— begin Recorded data —

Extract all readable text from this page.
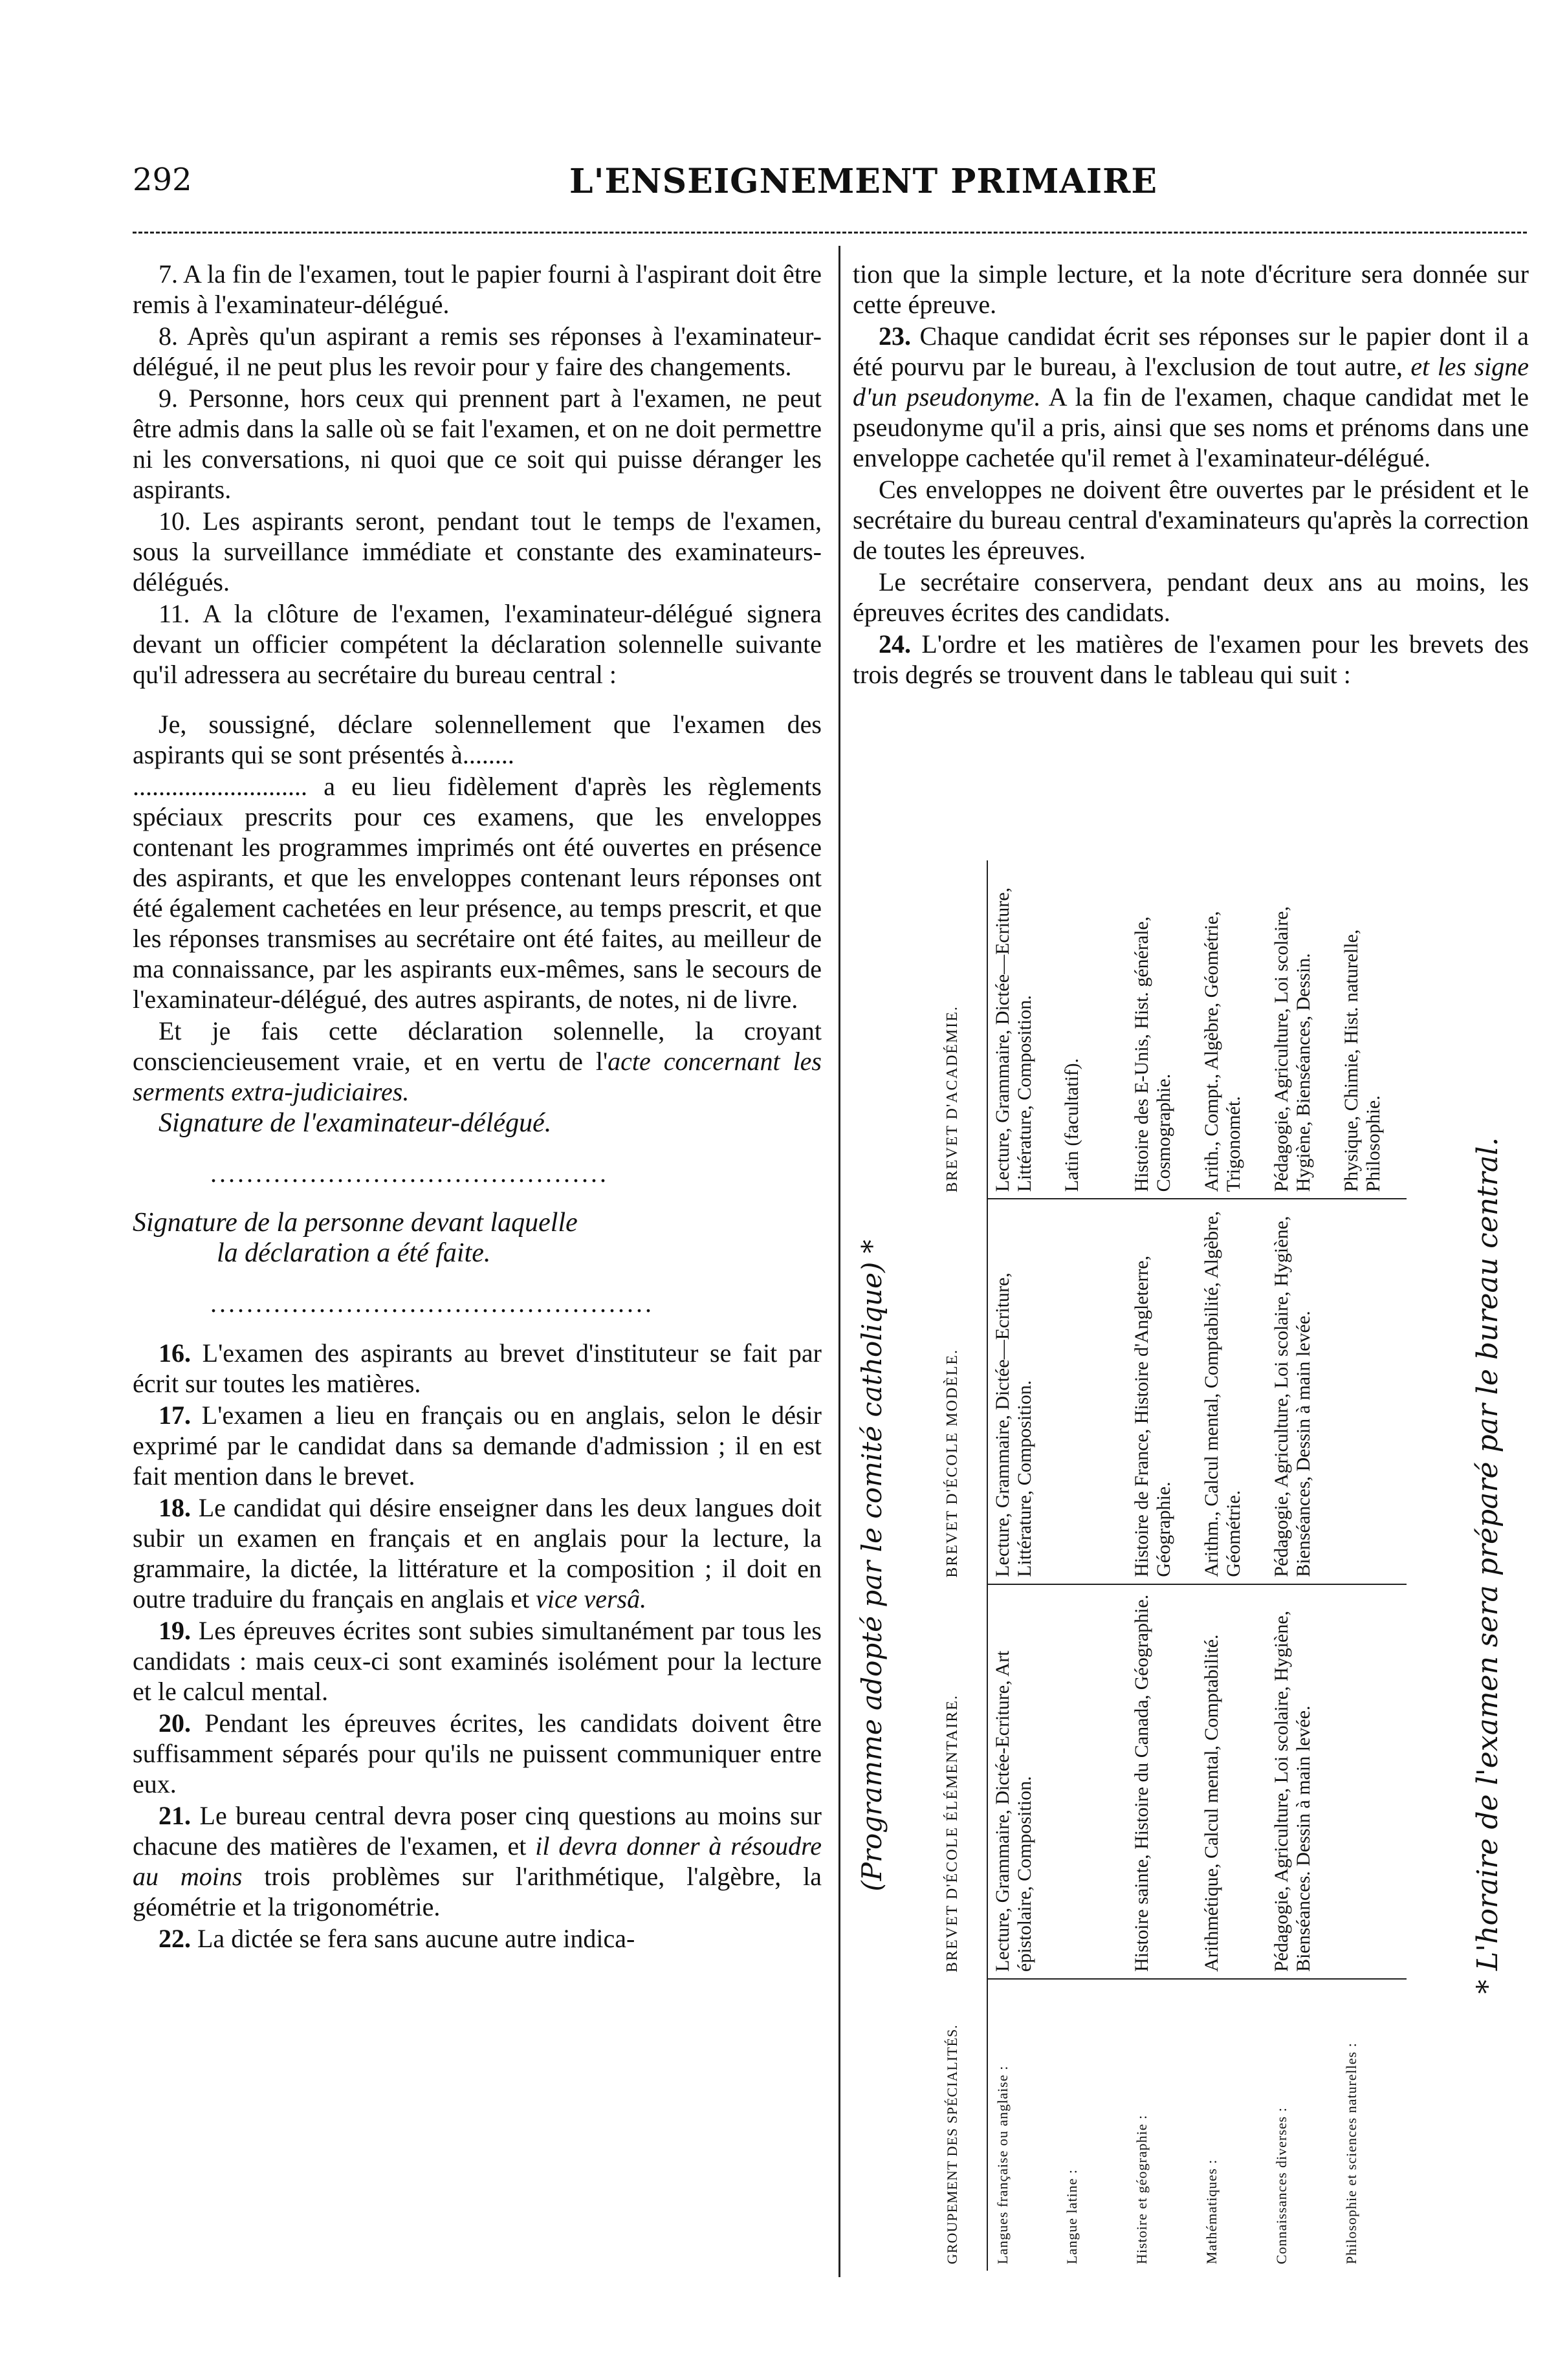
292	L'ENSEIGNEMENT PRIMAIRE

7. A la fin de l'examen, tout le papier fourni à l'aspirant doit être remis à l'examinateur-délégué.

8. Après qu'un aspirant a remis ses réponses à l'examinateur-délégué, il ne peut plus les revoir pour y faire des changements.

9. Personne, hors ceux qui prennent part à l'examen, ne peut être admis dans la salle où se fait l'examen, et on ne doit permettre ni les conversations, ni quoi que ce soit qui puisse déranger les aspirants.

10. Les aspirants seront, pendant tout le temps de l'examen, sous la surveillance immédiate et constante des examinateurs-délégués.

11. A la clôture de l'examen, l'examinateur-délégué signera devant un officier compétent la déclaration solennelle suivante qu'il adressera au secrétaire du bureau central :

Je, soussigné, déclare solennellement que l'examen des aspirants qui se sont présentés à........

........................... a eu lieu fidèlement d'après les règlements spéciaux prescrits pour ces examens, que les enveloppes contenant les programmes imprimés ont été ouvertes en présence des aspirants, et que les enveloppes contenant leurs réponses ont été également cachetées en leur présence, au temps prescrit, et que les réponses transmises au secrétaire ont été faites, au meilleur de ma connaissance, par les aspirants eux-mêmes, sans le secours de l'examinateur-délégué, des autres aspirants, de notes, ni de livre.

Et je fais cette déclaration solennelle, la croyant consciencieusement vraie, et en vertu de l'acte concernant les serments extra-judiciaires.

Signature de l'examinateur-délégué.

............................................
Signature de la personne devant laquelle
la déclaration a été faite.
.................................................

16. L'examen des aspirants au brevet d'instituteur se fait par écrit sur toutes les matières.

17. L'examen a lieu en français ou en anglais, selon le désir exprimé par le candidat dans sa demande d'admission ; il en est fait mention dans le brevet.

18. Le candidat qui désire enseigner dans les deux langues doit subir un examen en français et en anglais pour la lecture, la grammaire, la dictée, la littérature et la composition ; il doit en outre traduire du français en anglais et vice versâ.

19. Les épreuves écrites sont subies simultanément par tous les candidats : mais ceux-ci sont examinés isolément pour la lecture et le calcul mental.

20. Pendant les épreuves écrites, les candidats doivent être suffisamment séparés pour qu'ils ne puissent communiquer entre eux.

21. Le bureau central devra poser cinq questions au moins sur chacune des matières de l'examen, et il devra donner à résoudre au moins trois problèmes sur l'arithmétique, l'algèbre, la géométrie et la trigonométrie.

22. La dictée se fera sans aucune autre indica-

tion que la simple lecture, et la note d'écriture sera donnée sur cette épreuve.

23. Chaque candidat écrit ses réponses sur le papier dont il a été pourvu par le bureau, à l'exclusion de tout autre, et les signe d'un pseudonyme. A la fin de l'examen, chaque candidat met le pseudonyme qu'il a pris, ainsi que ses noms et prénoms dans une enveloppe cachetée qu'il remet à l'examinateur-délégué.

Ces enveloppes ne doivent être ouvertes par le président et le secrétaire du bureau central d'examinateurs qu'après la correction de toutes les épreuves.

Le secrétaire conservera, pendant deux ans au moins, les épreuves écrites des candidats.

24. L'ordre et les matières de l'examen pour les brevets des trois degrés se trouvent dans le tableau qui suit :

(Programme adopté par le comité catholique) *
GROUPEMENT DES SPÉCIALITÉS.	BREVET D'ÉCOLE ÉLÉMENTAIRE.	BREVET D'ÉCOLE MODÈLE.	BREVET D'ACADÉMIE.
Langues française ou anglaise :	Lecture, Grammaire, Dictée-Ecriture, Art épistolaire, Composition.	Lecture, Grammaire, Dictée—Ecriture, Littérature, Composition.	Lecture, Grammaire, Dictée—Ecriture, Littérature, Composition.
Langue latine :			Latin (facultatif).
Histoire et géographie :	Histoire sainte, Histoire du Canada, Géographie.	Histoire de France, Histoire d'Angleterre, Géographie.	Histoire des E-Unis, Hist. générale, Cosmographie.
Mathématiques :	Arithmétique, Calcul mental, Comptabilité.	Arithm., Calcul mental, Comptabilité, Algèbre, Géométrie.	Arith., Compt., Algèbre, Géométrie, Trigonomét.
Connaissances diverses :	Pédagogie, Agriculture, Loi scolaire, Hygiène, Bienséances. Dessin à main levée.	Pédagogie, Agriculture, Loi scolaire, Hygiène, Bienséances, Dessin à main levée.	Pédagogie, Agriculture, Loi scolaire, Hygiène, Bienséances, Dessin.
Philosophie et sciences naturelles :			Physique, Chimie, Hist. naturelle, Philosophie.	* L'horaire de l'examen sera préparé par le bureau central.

— end Recorded data —
— begin Recorded data —

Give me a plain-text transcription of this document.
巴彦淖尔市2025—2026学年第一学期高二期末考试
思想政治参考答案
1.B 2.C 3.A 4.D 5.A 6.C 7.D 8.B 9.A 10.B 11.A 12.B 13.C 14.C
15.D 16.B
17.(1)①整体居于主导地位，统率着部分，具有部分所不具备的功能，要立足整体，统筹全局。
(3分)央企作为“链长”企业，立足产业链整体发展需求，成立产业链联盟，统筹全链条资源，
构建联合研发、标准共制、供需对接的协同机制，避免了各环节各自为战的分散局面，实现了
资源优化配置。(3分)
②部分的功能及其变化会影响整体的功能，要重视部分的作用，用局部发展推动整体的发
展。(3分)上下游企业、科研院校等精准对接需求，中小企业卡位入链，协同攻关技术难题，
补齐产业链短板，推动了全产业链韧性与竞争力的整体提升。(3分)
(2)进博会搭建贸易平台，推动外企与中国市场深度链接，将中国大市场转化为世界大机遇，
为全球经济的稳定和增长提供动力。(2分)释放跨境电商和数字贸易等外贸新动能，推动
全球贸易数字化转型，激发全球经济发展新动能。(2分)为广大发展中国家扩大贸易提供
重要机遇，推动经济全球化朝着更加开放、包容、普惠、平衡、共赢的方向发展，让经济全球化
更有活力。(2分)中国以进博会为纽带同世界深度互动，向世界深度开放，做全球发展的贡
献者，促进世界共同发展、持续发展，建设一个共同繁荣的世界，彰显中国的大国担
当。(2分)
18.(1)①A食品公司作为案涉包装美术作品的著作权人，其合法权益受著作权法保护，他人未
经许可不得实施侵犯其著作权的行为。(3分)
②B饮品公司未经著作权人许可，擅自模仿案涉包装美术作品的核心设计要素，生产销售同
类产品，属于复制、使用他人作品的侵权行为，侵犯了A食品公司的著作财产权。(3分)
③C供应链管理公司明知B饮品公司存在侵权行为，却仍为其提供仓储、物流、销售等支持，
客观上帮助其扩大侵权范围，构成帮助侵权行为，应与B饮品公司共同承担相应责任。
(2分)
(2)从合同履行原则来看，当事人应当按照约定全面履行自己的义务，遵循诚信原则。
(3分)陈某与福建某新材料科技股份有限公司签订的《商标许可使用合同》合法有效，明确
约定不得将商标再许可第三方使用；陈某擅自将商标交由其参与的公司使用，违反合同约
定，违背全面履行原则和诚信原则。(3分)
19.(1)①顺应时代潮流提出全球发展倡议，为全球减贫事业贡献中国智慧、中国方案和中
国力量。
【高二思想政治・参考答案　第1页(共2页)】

— end Recorded data —
— begin Recorded data —

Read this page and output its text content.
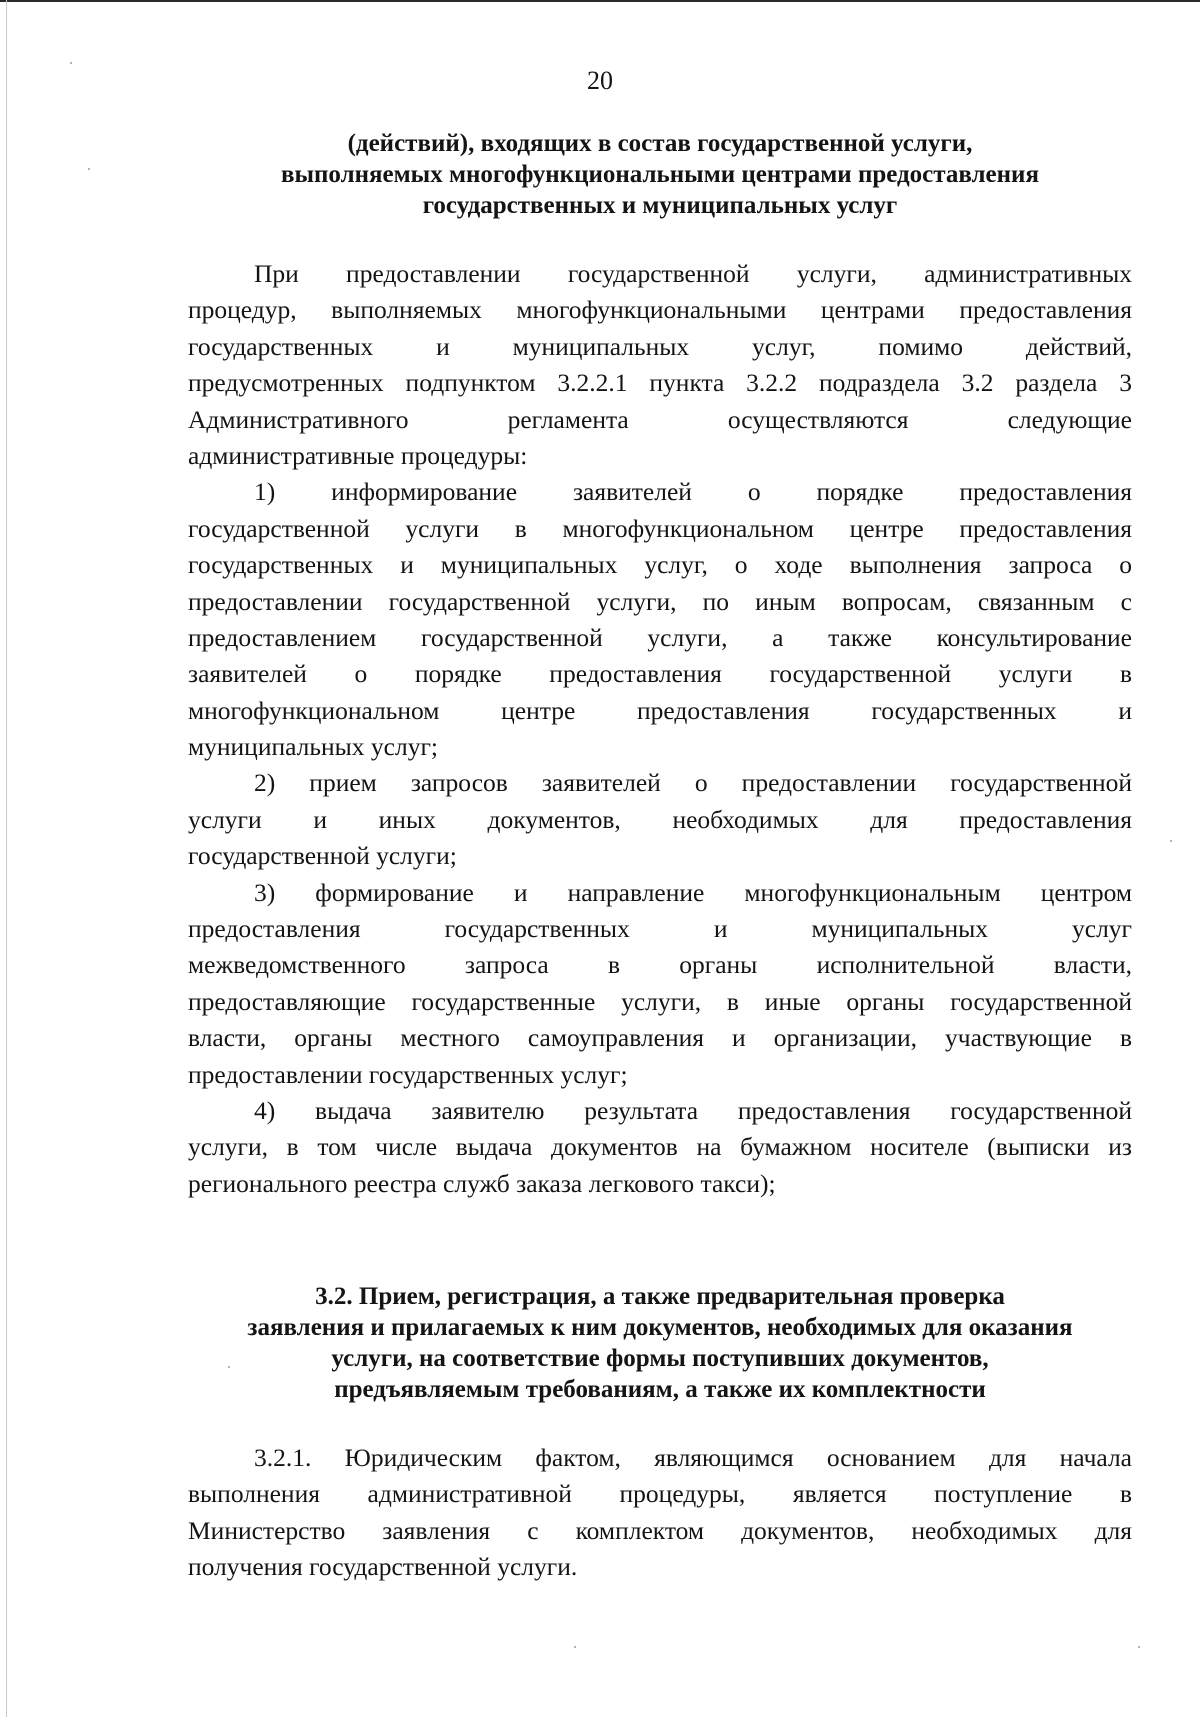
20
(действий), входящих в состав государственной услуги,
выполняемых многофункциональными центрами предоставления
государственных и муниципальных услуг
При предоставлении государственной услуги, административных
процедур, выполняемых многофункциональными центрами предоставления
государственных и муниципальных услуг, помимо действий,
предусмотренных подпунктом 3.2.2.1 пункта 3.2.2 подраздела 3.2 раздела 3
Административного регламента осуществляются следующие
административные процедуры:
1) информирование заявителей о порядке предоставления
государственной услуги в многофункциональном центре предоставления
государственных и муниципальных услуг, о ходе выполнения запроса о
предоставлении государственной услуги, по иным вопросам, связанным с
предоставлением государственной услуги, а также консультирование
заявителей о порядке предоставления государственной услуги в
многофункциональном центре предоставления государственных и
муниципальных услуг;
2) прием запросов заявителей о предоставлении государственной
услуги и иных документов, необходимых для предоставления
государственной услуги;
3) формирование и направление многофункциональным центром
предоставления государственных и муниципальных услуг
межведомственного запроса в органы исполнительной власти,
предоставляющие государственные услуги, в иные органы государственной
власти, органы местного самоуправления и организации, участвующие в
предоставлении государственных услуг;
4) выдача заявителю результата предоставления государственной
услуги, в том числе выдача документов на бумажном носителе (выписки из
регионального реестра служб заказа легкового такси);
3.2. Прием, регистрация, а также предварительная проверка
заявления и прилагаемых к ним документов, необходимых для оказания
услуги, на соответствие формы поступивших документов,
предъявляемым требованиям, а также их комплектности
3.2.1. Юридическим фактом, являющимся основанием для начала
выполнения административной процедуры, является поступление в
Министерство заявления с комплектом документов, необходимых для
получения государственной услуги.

— end Recorded data —

→ What you should do
Of the lines in this listing, report how many contain the string "запроса", and give the number only.

→ Response to the exercise
2